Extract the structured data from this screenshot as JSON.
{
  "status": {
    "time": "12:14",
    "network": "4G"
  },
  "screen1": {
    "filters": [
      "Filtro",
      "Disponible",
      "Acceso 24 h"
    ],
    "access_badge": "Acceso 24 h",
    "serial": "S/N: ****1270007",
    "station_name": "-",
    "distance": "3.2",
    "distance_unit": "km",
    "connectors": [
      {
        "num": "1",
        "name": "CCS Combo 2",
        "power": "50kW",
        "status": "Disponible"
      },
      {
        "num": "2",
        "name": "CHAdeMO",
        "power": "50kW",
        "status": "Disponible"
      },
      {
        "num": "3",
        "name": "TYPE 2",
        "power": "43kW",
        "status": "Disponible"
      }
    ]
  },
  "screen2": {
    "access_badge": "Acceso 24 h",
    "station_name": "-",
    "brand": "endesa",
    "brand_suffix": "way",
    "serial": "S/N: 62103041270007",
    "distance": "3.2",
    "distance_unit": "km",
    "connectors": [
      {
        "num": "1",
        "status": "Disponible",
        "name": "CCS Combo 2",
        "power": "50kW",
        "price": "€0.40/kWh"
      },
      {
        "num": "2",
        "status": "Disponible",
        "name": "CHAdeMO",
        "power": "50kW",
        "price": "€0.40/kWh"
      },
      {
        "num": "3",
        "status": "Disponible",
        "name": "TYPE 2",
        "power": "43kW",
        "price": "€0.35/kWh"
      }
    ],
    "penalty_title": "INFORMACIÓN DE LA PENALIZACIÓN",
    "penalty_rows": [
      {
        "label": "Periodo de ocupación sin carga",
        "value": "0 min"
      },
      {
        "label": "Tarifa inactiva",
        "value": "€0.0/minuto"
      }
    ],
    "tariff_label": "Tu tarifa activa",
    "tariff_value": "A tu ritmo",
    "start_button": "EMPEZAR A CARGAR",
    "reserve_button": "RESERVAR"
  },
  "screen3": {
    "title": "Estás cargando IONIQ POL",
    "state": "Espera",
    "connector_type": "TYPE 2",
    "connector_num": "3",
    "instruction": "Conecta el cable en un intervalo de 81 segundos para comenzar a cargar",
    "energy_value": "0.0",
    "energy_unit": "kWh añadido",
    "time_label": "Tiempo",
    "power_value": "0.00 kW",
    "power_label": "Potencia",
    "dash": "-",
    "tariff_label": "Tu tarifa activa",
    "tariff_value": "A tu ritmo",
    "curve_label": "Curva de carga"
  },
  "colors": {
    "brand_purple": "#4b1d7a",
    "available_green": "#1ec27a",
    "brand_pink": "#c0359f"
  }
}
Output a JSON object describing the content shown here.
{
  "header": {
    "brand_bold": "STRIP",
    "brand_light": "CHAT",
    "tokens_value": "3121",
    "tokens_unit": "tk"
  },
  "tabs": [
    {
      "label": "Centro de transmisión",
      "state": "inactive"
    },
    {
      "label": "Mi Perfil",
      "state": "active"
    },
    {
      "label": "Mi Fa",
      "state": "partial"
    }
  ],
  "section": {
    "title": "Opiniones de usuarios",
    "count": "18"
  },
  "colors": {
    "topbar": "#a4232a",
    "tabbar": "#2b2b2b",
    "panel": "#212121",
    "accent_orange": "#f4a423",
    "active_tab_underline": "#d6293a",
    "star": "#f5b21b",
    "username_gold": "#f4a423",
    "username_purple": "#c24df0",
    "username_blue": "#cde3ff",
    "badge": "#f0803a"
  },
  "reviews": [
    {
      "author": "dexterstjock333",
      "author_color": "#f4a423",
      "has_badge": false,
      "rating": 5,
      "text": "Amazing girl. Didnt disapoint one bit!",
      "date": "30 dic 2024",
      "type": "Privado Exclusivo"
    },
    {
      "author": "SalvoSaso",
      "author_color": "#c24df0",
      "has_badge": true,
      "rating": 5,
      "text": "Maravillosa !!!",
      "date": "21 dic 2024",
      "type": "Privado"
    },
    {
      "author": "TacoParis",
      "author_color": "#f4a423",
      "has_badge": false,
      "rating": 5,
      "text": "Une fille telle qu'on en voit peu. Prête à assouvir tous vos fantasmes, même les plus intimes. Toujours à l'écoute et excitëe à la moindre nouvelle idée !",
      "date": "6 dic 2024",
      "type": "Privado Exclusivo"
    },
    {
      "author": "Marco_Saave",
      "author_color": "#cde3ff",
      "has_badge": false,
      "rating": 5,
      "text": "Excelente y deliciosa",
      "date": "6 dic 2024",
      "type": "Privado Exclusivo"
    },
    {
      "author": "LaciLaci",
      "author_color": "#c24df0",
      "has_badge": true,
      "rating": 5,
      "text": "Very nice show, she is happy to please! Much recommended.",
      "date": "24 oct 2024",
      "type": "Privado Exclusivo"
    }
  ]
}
^^^^^^^^
### Task goal
Copy out each line that contains the word "text".

### Result for this exercise
      "text": "Amazing girl. Didnt disapoint one bit!",
      "text": "Maravillosa !!!",
      "text": "Une fille telle qu'on en voit peu. Prête à assouvir tous vos fantasmes, même les plus intimes. Toujours à l'écoute et excitëe à la moindre nouvelle idée !",
      "text": "Excelente y deliciosa",
      "text": "Very nice show, she is happy to please! Much recommended.",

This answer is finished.